## START

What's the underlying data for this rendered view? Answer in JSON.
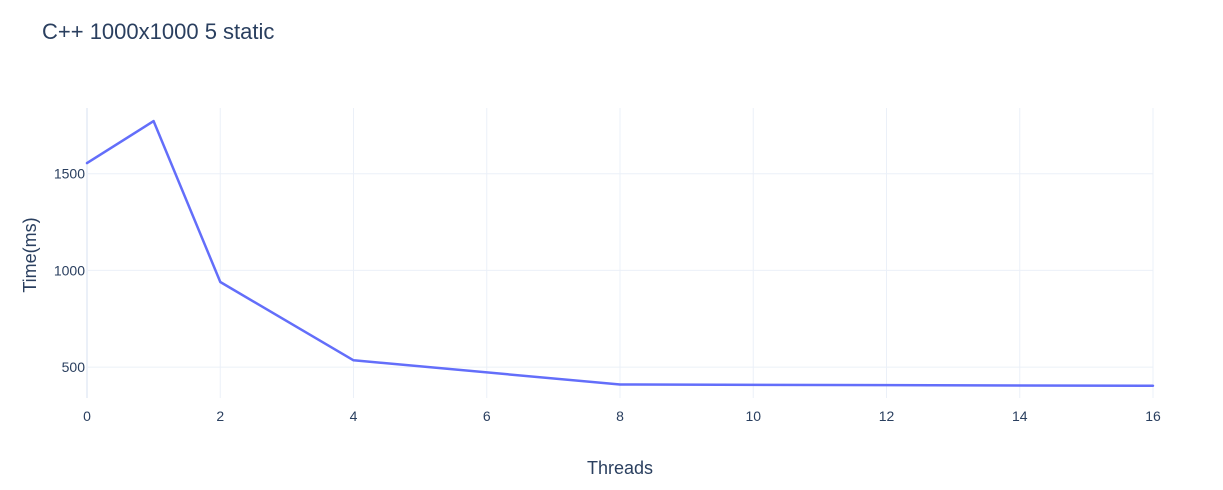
{
  "chart_data": {
    "type": "line",
    "title": "C++ 1000x1000 5 static",
    "xlabel": "Threads",
    "ylabel": "Time(ms)",
    "xlim": [
      0,
      16
    ],
    "ylim": [
      340,
      1840
    ],
    "x_ticks": [
      0,
      2,
      4,
      6,
      8,
      10,
      12,
      14,
      16
    ],
    "y_ticks": [
      500,
      1000,
      1500
    ],
    "grid": true,
    "series": [
      {
        "color": "#636efa",
        "x": [
          0,
          1,
          2,
          4,
          8,
          16
        ],
        "y": [
          1555,
          1772,
          940,
          535,
          410,
          403
        ]
      }
    ]
  }
}
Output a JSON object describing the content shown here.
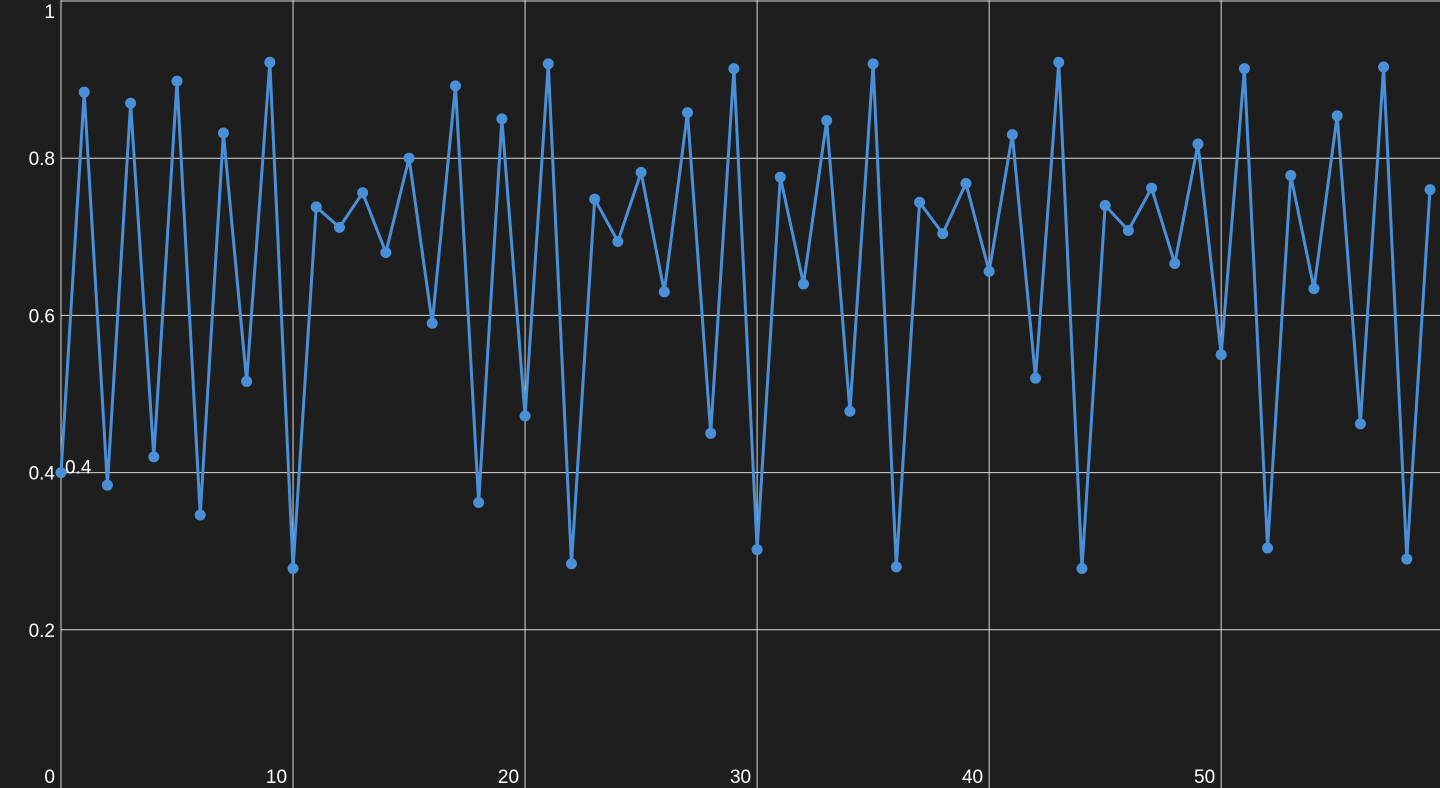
{
  "chart_data": {
    "type": "line",
    "grid": true,
    "xlim": [
      0,
      59
    ],
    "ylim": [
      0,
      1
    ],
    "x_ticks": [
      0,
      10,
      20,
      30,
      40,
      50
    ],
    "x_tick_labels": [
      "0",
      "10",
      "20",
      "30",
      "40",
      "50"
    ],
    "y_ticks": [
      0.2,
      0.4,
      0.6,
      0.8,
      1
    ],
    "y_tick_labels": [
      "0.2",
      "0.4",
      "0.6",
      "0.8",
      "1"
    ],
    "series": [
      {
        "color": "#4a90d9",
        "x": [
          0,
          1,
          2,
          3,
          4,
          5,
          6,
          7,
          8,
          9,
          10,
          11,
          12,
          13,
          14,
          15,
          16,
          17,
          18,
          19,
          20,
          21,
          22,
          23,
          24,
          25,
          26,
          27,
          28,
          29,
          30,
          31,
          32,
          33,
          34,
          35,
          36,
          37,
          38,
          39,
          40,
          41,
          42,
          43,
          44,
          45,
          46,
          47,
          48,
          49,
          50,
          51,
          52,
          53,
          54,
          55,
          56,
          57,
          58,
          59
        ],
        "values": [
          0.4,
          0.884,
          0.384,
          0.87,
          0.42,
          0.898,
          0.346,
          0.832,
          0.516,
          0.922,
          0.278,
          0.738,
          0.712,
          0.756,
          0.68,
          0.8,
          0.59,
          0.892,
          0.362,
          0.85,
          0.472,
          0.92,
          0.284,
          0.748,
          0.694,
          0.782,
          0.63,
          0.858,
          0.45,
          0.914,
          0.302,
          0.776,
          0.64,
          0.848,
          0.478,
          0.92,
          0.28,
          0.744,
          0.704,
          0.768,
          0.656,
          0.83,
          0.52,
          0.922,
          0.278,
          0.74,
          0.708,
          0.762,
          0.666,
          0.818,
          0.55,
          0.914,
          0.304,
          0.778,
          0.634,
          0.854,
          0.462,
          0.916,
          0.29,
          0.76
        ]
      }
    ],
    "annotations": [
      {
        "x": 0,
        "y": 0.4,
        "text": "0.4"
      }
    ]
  }
}
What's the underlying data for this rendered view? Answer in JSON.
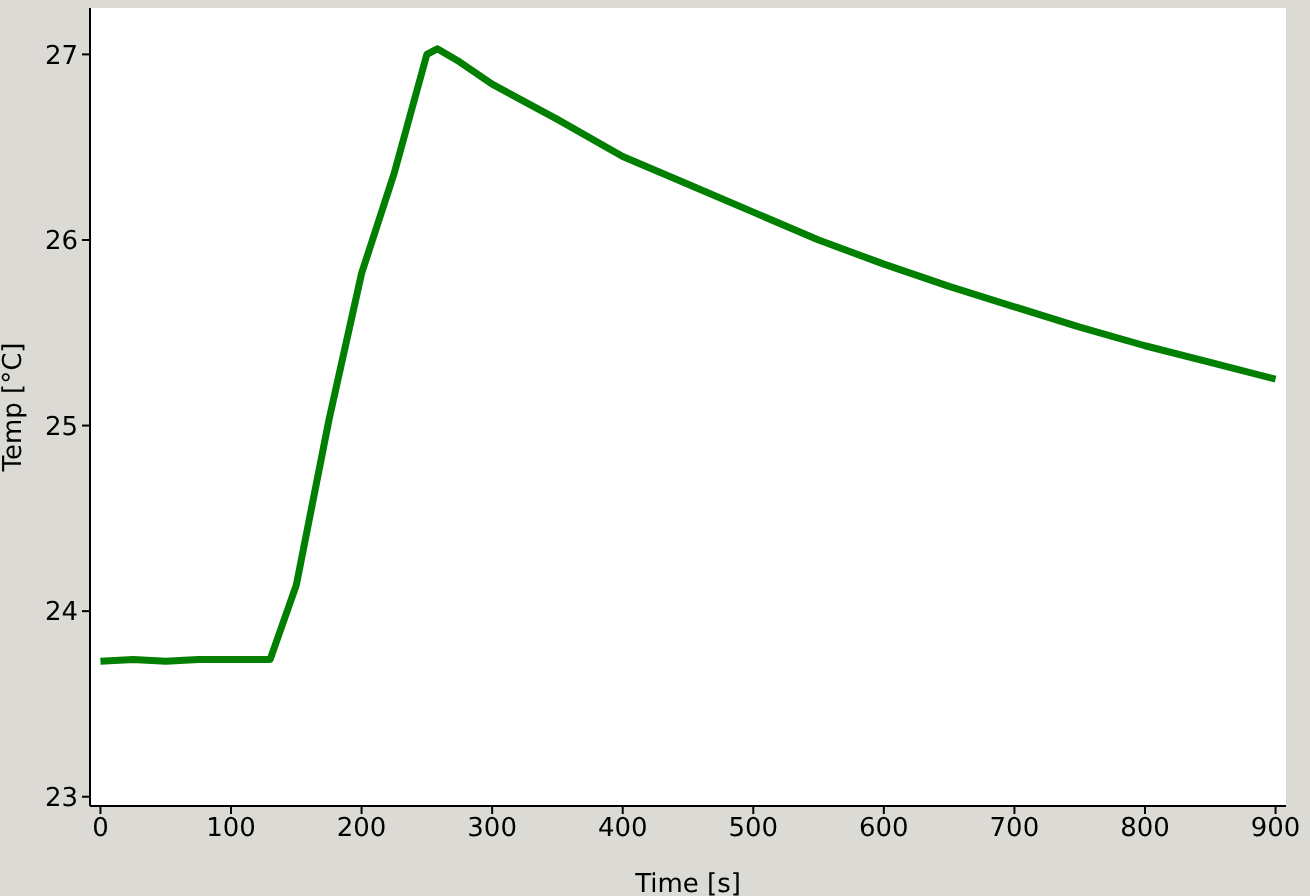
{
  "chart_data": {
    "type": "line",
    "xlabel": "Time [s]",
    "ylabel": "Temp [°C]",
    "x": [
      0,
      25,
      50,
      75,
      100,
      130,
      150,
      175,
      200,
      225,
      250,
      258,
      275,
      300,
      350,
      400,
      450,
      500,
      550,
      600,
      650,
      700,
      750,
      800,
      850,
      900
    ],
    "series": [
      {
        "color": "#007f00",
        "values": [
          23.73,
          23.74,
          23.73,
          23.74,
          23.74,
          23.74,
          24.14,
          25.03,
          25.82,
          26.36,
          27.0,
          27.03,
          26.96,
          26.84,
          26.65,
          26.45,
          26.3,
          26.15,
          26.0,
          25.87,
          25.75,
          25.64,
          25.53,
          25.43,
          25.34,
          25.25
        ]
      }
    ],
    "xlim": [
      -8,
      908
    ],
    "ylim": [
      22.95,
      27.25
    ],
    "xticks": [
      0,
      100,
      200,
      300,
      400,
      500,
      600,
      700,
      800,
      900
    ],
    "yticks": [
      23,
      24,
      25,
      26,
      27
    ],
    "grid": false,
    "legend": false,
    "marker": "none",
    "line_style": "solid"
  }
}
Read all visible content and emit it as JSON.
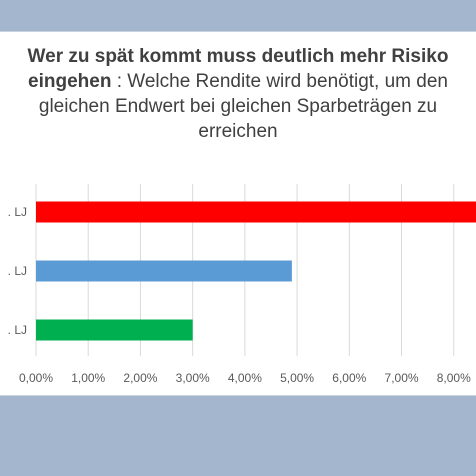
{
  "title_bold": "Wer zu spät kommt muss deutlich mehr Risiko eingehen",
  "title_rest": " : Welche Rendite wird benötigt, um den gleichen Endwert bei gleichen Sparbeträgen zu erreichen",
  "colors": {
    "background": "#a3b6ce",
    "grid": "#d9d9d9",
    "axis_text": "#595959"
  },
  "chart_data": {
    "type": "bar",
    "orientation": "horizontal",
    "categories": [
      ". LJ",
      ". LJ",
      ". LJ"
    ],
    "values": [
      0.09,
      0.049,
      0.03
    ],
    "colors": [
      "#ff0000",
      "#5b9bd5",
      "#00b050"
    ],
    "xlim": [
      0,
      0.09
    ],
    "xticks": [
      "0,00%",
      "1,00%",
      "2,00%",
      "3,00%",
      "4,00%",
      "5,00%",
      "6,00%",
      "7,00%",
      "8,00%"
    ],
    "grid": true
  }
}
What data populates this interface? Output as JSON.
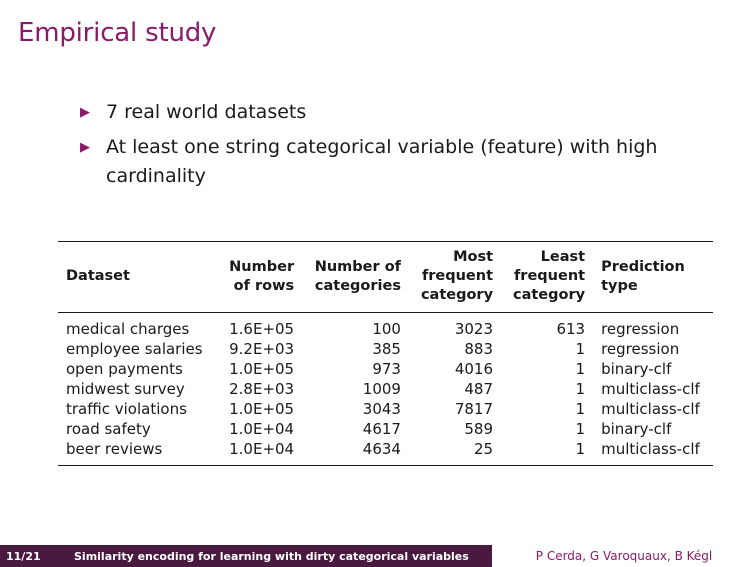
{
  "slide": {
    "title": "Empirical study",
    "bullets": [
      "7 real world datasets",
      "At least one string categorical variable (feature) with high cardinality"
    ]
  },
  "table": {
    "headers": [
      "Dataset",
      "Number\nof rows",
      "Number of\ncategories",
      "Most\nfrequent\ncategory",
      "Least\nfrequent\ncategory",
      "Prediction\ntype"
    ],
    "rows": [
      [
        "medical charges",
        "1.6E+05",
        "100",
        "3023",
        "613",
        "regression"
      ],
      [
        "employee salaries",
        "9.2E+03",
        "385",
        "883",
        "1",
        "regression"
      ],
      [
        "open payments",
        "1.0E+05",
        "973",
        "4016",
        "1",
        "binary-clf"
      ],
      [
        "midwest survey",
        "2.8E+03",
        "1009",
        "487",
        "1",
        "multiclass-clf"
      ],
      [
        "traffic violations",
        "1.0E+05",
        "3043",
        "7817",
        "1",
        "multiclass-clf"
      ],
      [
        "road safety",
        "1.0E+04",
        "4617",
        "589",
        "1",
        "binary-clf"
      ],
      [
        "beer reviews",
        "1.0E+04",
        "4634",
        "25",
        "1",
        "multiclass-clf"
      ]
    ]
  },
  "footer": {
    "page": "11/21",
    "talk_title": "Similarity encoding for learning with dirty categorical variables",
    "authors": "P Cerda, G Varoquaux, B Kégl"
  },
  "colors": {
    "accent": "#8b1a6b",
    "footer_bar": "#4a1940"
  },
  "icons": {
    "bullet": "triangle-right-icon"
  }
}
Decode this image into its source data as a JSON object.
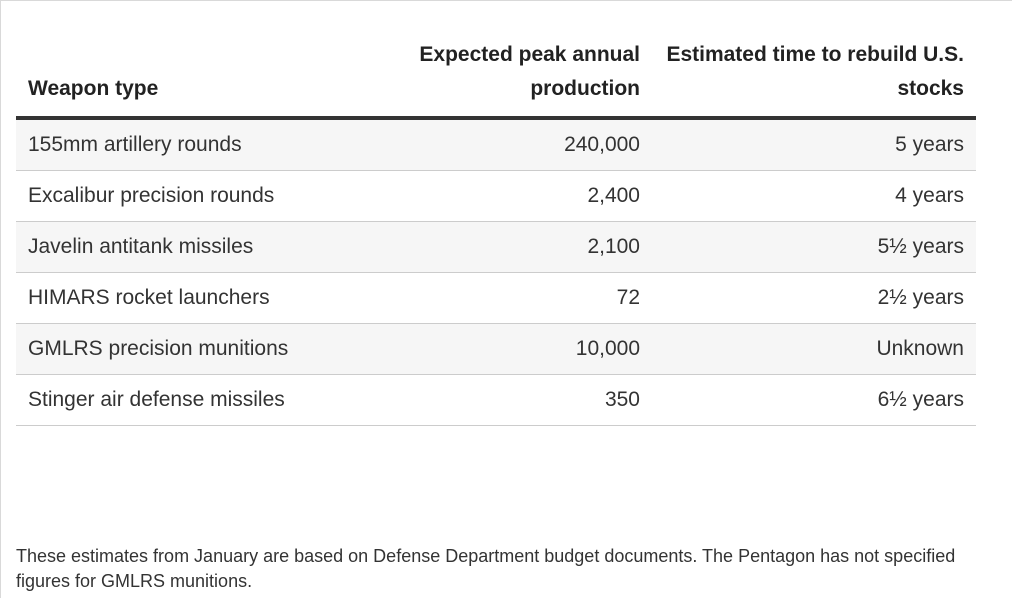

## END

**Directions**. Transcribe the full listing character for character. Pictures are excluded.

**Response for this exercise**.
What's the underlying data for this rendered view? Answer in JSON.
{
  "chart_data": {
    "type": "line",
    "title": "C++ 1000x1000 5 static",
    "xlabel": "Threads",
    "ylabel": "Time(ms)",
    "xlim": [
      0,
      16
    ],
    "ylim": [
      340,
      1840
    ],
    "x_ticks": [
      0,
      2,
      4,
      6,
      8,
      10,
      12,
      14,
      16
    ],
    "y_ticks": [
      500,
      1000,
      1500
    ],
    "grid": true,
    "series": [
      {
        "color": "#636efa",
        "x": [
          0,
          1,
          2,
          4,
          8,
          16
        ],
        "y": [
          1555,
          1772,
          940,
          535,
          410,
          403
        ]
      }
    ]
  }
}
Output a JSON object describing the content shown here.
{
  "chart_data": {
    "type": "line",
    "grid": true,
    "xlim": [
      0,
      59
    ],
    "ylim": [
      0,
      1
    ],
    "x_ticks": [
      0,
      10,
      20,
      30,
      40,
      50
    ],
    "x_tick_labels": [
      "0",
      "10",
      "20",
      "30",
      "40",
      "50"
    ],
    "y_ticks": [
      0.2,
      0.4,
      0.6,
      0.8,
      1
    ],
    "y_tick_labels": [
      "0.2",
      "0.4",
      "0.6",
      "0.8",
      "1"
    ],
    "series": [
      {
        "color": "#4a90d9",
        "x": [
          0,
          1,
          2,
          3,
          4,
          5,
          6,
          7,
          8,
          9,
          10,
          11,
          12,
          13,
          14,
          15,
          16,
          17,
          18,
          19,
          20,
          21,
          22,
          23,
          24,
          25,
          26,
          27,
          28,
          29,
          30,
          31,
          32,
          33,
          34,
          35,
          36,
          37,
          38,
          39,
          40,
          41,
          42,
          43,
          44,
          45,
          46,
          47,
          48,
          49,
          50,
          51,
          52,
          53,
          54,
          55,
          56,
          57,
          58,
          59
        ],
        "values": [
          0.4,
          0.884,
          0.384,
          0.87,
          0.42,
          0.898,
          0.346,
          0.832,
          0.516,
          0.922,
          0.278,
          0.738,
          0.712,
          0.756,
          0.68,
          0.8,
          0.59,
          0.892,
          0.362,
          0.85,
          0.472,
          0.92,
          0.284,
          0.748,
          0.694,
          0.782,
          0.63,
          0.858,
          0.45,
          0.914,
          0.302,
          0.776,
          0.64,
          0.848,
          0.478,
          0.92,
          0.28,
          0.744,
          0.704,
          0.768,
          0.656,
          0.83,
          0.52,
          0.922,
          0.278,
          0.74,
          0.708,
          0.762,
          0.666,
          0.818,
          0.55,
          0.914,
          0.304,
          0.778,
          0.634,
          0.854,
          0.462,
          0.916,
          0.29,
          0.76
        ]
      }
    ],
    "annotations": [
      {
        "x": 0,
        "y": 0.4,
        "text": "0.4"
      }
    ]
  }
}
What's the underlying data for this rendered view? Answer in JSON.
{
  "chart_data": {
    "type": "line",
    "xlabel": "Time [s]",
    "ylabel": "Temp [°C]",
    "x": [
      0,
      25,
      50,
      75,
      100,
      130,
      150,
      175,
      200,
      225,
      250,
      258,
      275,
      300,
      350,
      400,
      450,
      500,
      550,
      600,
      650,
      700,
      750,
      800,
      850,
      900
    ],
    "series": [
      {
        "color": "#007f00",
        "values": [
          23.73,
          23.74,
          23.73,
          23.74,
          23.74,
          23.74,
          24.14,
          25.03,
          25.82,
          26.36,
          27.0,
          27.03,
          26.96,
          26.84,
          26.65,
          26.45,
          26.3,
          26.15,
          26.0,
          25.87,
          25.75,
          25.64,
          25.53,
          25.43,
          25.34,
          25.25
        ]
      }
    ],
    "xlim": [
      -8,
      908
    ],
    "ylim": [
      22.95,
      27.25
    ],
    "xticks": [
      0,
      100,
      200,
      300,
      400,
      500,
      600,
      700,
      800,
      900
    ],
    "yticks": [
      23,
      24,
      25,
      26,
      27
    ],
    "grid": false,
    "legend": false,
    "marker": "none",
    "line_style": "solid"
  }
}
Read all visible content and emit it as JSON.
{
  "title_bold": "Wer zu spät kommt muss deutlich mehr Risiko eingehen",
  "title_rest": " : Welche Rendite wird benötigt, um den gleichen Endwert bei gleichen Sparbeträgen zu erreichen",
  "colors": {
    "background": "#a3b6ce",
    "grid": "#d9d9d9",
    "axis_text": "#595959"
  },
  "chart_data": {
    "type": "bar",
    "orientation": "horizontal",
    "categories": [
      ". LJ",
      ". LJ",
      ". LJ"
    ],
    "values": [
      0.09,
      0.049,
      0.03
    ],
    "colors": [
      "#ff0000",
      "#5b9bd5",
      "#00b050"
    ],
    "xlim": [
      0,
      0.09
    ],
    "xticks": [
      "0,00%",
      "1,00%",
      "2,00%",
      "3,00%",
      "4,00%",
      "5,00%",
      "6,00%",
      "7,00%",
      "8,00%"
    ],
    "grid": true
  }
}
What data populates this interface? Output as JSON.
{
  "slide": {
    "title": "Empirical study",
    "bullets": [
      "7 real world datasets",
      "At least one string categorical variable (feature) with high cardinality"
    ]
  },
  "table": {
    "headers": [
      "Dataset",
      "Number\nof rows",
      "Number of\ncategories",
      "Most\nfrequent\ncategory",
      "Least\nfrequent\ncategory",
      "Prediction\ntype"
    ],
    "rows": [
      [
        "medical charges",
        "1.6E+05",
        "100",
        "3023",
        "613",
        "regression"
      ],
      [
        "employee salaries",
        "9.2E+03",
        "385",
        "883",
        "1",
        "regression"
      ],
      [
        "open payments",
        "1.0E+05",
        "973",
        "4016",
        "1",
        "binary-clf"
      ],
      [
        "midwest survey",
        "2.8E+03",
        "1009",
        "487",
        "1",
        "multiclass-clf"
      ],
      [
        "traffic violations",
        "1.0E+05",
        "3043",
        "7817",
        "1",
        "multiclass-clf"
      ],
      [
        "road safety",
        "1.0E+04",
        "4617",
        "589",
        "1",
        "binary-clf"
      ],
      [
        "beer reviews",
        "1.0E+04",
        "4634",
        "25",
        "1",
        "multiclass-clf"
      ]
    ]
  },
  "footer": {
    "page": "11/21",
    "talk_title": "Similarity encoding for learning with dirty categorical variables",
    "authors": "P Cerda, G Varoquaux, B Kégl"
  },
  "colors": {
    "accent": "#8b1a6b",
    "footer_bar": "#4a1940"
  },
  "icons": {
    "bullet": "triangle-right-icon"
  }
}
Decode this image into its source data as a JSON object.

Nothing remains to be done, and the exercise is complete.